Records that describe figures:
<<<<
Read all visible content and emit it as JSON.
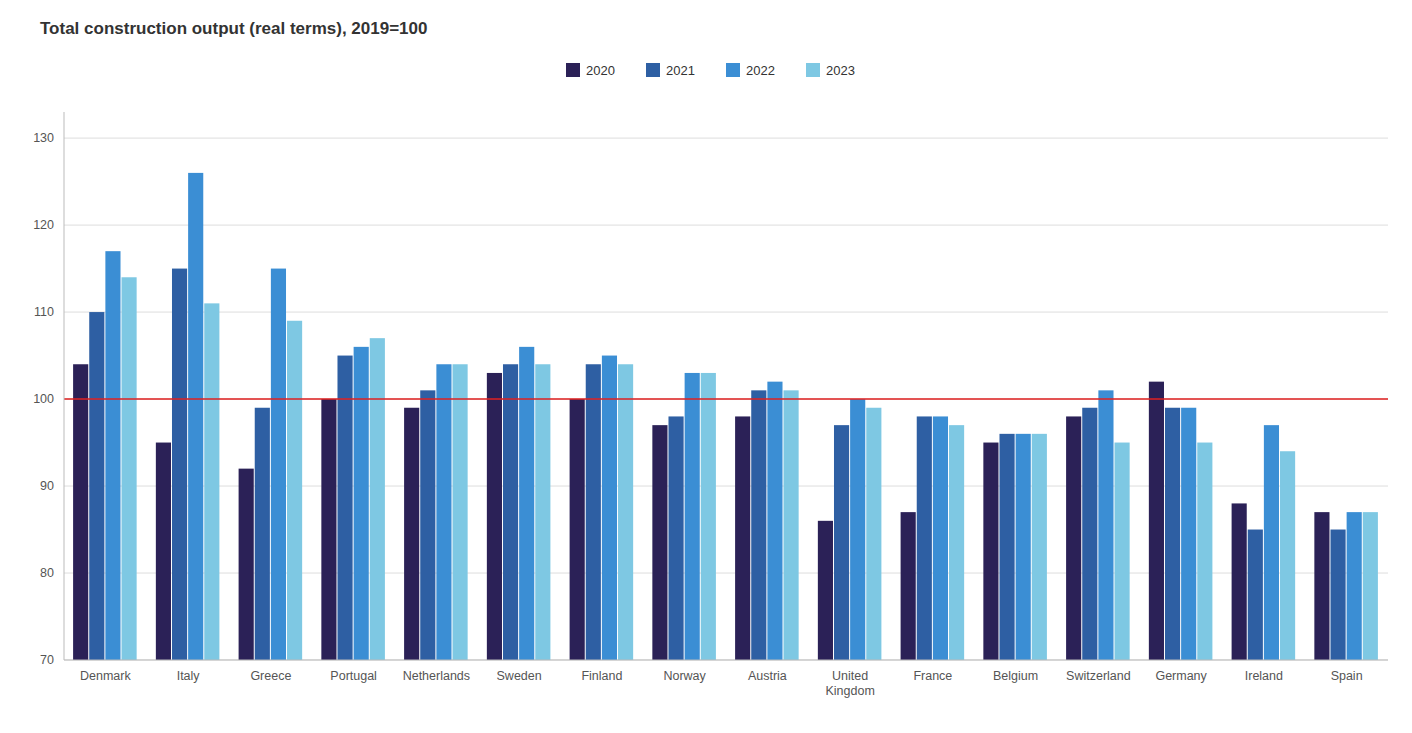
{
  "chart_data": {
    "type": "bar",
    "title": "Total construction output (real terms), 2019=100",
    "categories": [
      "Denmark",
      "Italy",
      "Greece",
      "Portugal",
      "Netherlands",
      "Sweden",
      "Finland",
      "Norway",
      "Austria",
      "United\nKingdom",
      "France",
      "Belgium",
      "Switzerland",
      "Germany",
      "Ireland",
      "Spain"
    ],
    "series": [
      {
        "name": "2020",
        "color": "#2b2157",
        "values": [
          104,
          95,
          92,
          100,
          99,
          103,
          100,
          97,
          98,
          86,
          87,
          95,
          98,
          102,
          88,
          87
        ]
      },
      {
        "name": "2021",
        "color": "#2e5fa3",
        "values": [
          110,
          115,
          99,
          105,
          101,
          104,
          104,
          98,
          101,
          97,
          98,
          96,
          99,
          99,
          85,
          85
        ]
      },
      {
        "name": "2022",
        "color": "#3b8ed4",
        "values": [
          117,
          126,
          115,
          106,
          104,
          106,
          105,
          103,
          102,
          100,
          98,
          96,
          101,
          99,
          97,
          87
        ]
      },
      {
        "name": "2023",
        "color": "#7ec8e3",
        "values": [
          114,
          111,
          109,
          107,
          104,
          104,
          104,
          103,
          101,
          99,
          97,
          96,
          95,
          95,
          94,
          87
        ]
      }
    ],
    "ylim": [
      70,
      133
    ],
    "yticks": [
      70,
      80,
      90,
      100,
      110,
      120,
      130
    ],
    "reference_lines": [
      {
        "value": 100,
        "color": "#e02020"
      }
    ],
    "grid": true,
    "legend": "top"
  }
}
>>>>
**PROBLEM STATEMENT**
Take the data above and repeat it exactly, leaving each picture out.

**ANSWER TO THE EXERCISE**
Read all visible content and emit it as JSON.
{
  "chart_data": {
    "type": "bar",
    "title": "Total construction output (real terms), 2019=100",
    "categories": [
      "Denmark",
      "Italy",
      "Greece",
      "Portugal",
      "Netherlands",
      "Sweden",
      "Finland",
      "Norway",
      "Austria",
      "United\nKingdom",
      "France",
      "Belgium",
      "Switzerland",
      "Germany",
      "Ireland",
      "Spain"
    ],
    "series": [
      {
        "name": "2020",
        "color": "#2b2157",
        "values": [
          104,
          95,
          92,
          100,
          99,
          103,
          100,
          97,
          98,
          86,
          87,
          95,
          98,
          102,
          88,
          87
        ]
      },
      {
        "name": "2021",
        "color": "#2e5fa3",
        "values": [
          110,
          115,
          99,
          105,
          101,
          104,
          104,
          98,
          101,
          97,
          98,
          96,
          99,
          99,
          85,
          85
        ]
      },
      {
        "name": "2022",
        "color": "#3b8ed4",
        "values": [
          117,
          126,
          115,
          106,
          104,
          106,
          105,
          103,
          102,
          100,
          98,
          96,
          101,
          99,
          97,
          87
        ]
      },
      {
        "name": "2023",
        "color": "#7ec8e3",
        "values": [
          114,
          111,
          109,
          107,
          104,
          104,
          104,
          103,
          101,
          99,
          97,
          96,
          95,
          95,
          94,
          87
        ]
      }
    ],
    "ylim": [
      70,
      133
    ],
    "yticks": [
      70,
      80,
      90,
      100,
      110,
      120,
      130
    ],
    "reference_lines": [
      {
        "value": 100,
        "color": "#e02020"
      }
    ],
    "grid": true,
    "legend": "top"
  }
}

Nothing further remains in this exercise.